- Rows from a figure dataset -

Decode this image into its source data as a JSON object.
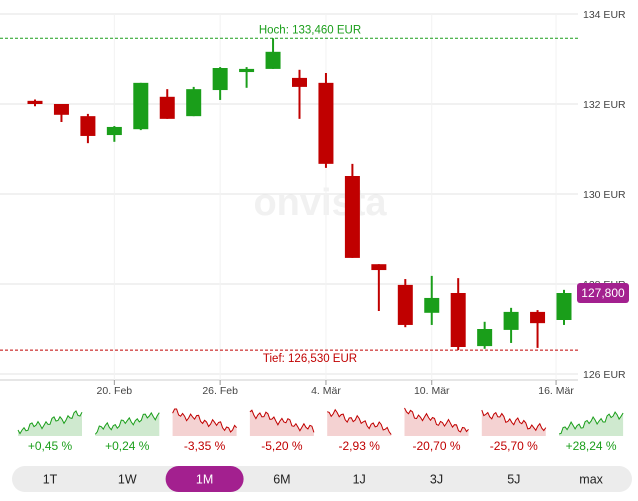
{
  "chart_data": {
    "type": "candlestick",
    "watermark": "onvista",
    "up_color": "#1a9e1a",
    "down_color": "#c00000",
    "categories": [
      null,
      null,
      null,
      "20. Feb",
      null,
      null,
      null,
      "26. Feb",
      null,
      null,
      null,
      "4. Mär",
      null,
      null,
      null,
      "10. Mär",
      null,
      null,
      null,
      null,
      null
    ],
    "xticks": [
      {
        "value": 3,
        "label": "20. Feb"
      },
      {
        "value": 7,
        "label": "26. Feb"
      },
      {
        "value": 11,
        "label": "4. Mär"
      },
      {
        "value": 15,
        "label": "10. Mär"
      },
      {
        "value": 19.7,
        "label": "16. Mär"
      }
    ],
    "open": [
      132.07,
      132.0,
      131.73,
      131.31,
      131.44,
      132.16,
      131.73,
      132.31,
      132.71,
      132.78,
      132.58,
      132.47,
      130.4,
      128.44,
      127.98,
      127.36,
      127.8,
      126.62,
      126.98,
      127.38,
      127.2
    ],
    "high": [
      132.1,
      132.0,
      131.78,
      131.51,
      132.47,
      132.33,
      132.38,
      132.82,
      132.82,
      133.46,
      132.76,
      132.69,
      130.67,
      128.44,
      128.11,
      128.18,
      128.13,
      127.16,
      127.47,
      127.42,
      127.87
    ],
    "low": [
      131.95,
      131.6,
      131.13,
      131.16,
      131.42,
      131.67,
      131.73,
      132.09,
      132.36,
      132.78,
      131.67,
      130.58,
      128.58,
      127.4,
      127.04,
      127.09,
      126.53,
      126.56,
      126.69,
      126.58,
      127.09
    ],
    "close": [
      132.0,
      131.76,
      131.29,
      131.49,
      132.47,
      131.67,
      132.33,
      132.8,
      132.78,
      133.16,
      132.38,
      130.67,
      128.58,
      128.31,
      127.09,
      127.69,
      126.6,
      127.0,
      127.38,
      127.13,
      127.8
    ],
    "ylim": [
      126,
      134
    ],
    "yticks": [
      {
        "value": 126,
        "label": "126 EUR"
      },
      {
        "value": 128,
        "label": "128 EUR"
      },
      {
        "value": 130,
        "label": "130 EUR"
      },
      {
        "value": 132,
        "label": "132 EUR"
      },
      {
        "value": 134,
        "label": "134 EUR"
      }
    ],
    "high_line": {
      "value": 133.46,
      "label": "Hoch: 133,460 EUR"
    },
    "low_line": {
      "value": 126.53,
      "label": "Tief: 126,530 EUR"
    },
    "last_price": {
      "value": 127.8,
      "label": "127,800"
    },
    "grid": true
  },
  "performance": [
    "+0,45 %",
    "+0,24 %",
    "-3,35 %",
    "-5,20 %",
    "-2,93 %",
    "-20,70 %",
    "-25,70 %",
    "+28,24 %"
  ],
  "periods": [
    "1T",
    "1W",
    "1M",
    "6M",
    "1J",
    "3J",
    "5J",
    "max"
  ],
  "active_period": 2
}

- What you will do -
Repeat all of the records verbatim, leaving out the pictures.

- Response to the task -
Decode this image into its source data as a JSON object.
{
  "chart_data": {
    "type": "candlestick",
    "watermark": "onvista",
    "up_color": "#1a9e1a",
    "down_color": "#c00000",
    "categories": [
      null,
      null,
      null,
      "20. Feb",
      null,
      null,
      null,
      "26. Feb",
      null,
      null,
      null,
      "4. Mär",
      null,
      null,
      null,
      "10. Mär",
      null,
      null,
      null,
      null,
      null
    ],
    "xticks": [
      {
        "value": 3,
        "label": "20. Feb"
      },
      {
        "value": 7,
        "label": "26. Feb"
      },
      {
        "value": 11,
        "label": "4. Mär"
      },
      {
        "value": 15,
        "label": "10. Mär"
      },
      {
        "value": 19.7,
        "label": "16. Mär"
      }
    ],
    "open": [
      132.07,
      132.0,
      131.73,
      131.31,
      131.44,
      132.16,
      131.73,
      132.31,
      132.71,
      132.78,
      132.58,
      132.47,
      130.4,
      128.44,
      127.98,
      127.36,
      127.8,
      126.62,
      126.98,
      127.38,
      127.2
    ],
    "high": [
      132.1,
      132.0,
      131.78,
      131.51,
      132.47,
      132.33,
      132.38,
      132.82,
      132.82,
      133.46,
      132.76,
      132.69,
      130.67,
      128.44,
      128.11,
      128.18,
      128.13,
      127.16,
      127.47,
      127.42,
      127.87
    ],
    "low": [
      131.95,
      131.6,
      131.13,
      131.16,
      131.42,
      131.67,
      131.73,
      132.09,
      132.36,
      132.78,
      131.67,
      130.58,
      128.58,
      127.4,
      127.04,
      127.09,
      126.53,
      126.56,
      126.69,
      126.58,
      127.09
    ],
    "close": [
      132.0,
      131.76,
      131.29,
      131.49,
      132.47,
      131.67,
      132.33,
      132.8,
      132.78,
      133.16,
      132.38,
      130.67,
      128.58,
      128.31,
      127.09,
      127.69,
      126.6,
      127.0,
      127.38,
      127.13,
      127.8
    ],
    "ylim": [
      126,
      134
    ],
    "yticks": [
      {
        "value": 126,
        "label": "126 EUR"
      },
      {
        "value": 128,
        "label": "128 EUR"
      },
      {
        "value": 130,
        "label": "130 EUR"
      },
      {
        "value": 132,
        "label": "132 EUR"
      },
      {
        "value": 134,
        "label": "134 EUR"
      }
    ],
    "high_line": {
      "value": 133.46,
      "label": "Hoch: 133,460 EUR"
    },
    "low_line": {
      "value": 126.53,
      "label": "Tief: 126,530 EUR"
    },
    "last_price": {
      "value": 127.8,
      "label": "127,800"
    },
    "grid": true
  },
  "performance": [
    "+0,45 %",
    "+0,24 %",
    "-3,35 %",
    "-5,20 %",
    "-2,93 %",
    "-20,70 %",
    "-25,70 %",
    "+28,24 %"
  ],
  "periods": [
    "1T",
    "1W",
    "1M",
    "6M",
    "1J",
    "3J",
    "5J",
    "max"
  ],
  "active_period": 2
}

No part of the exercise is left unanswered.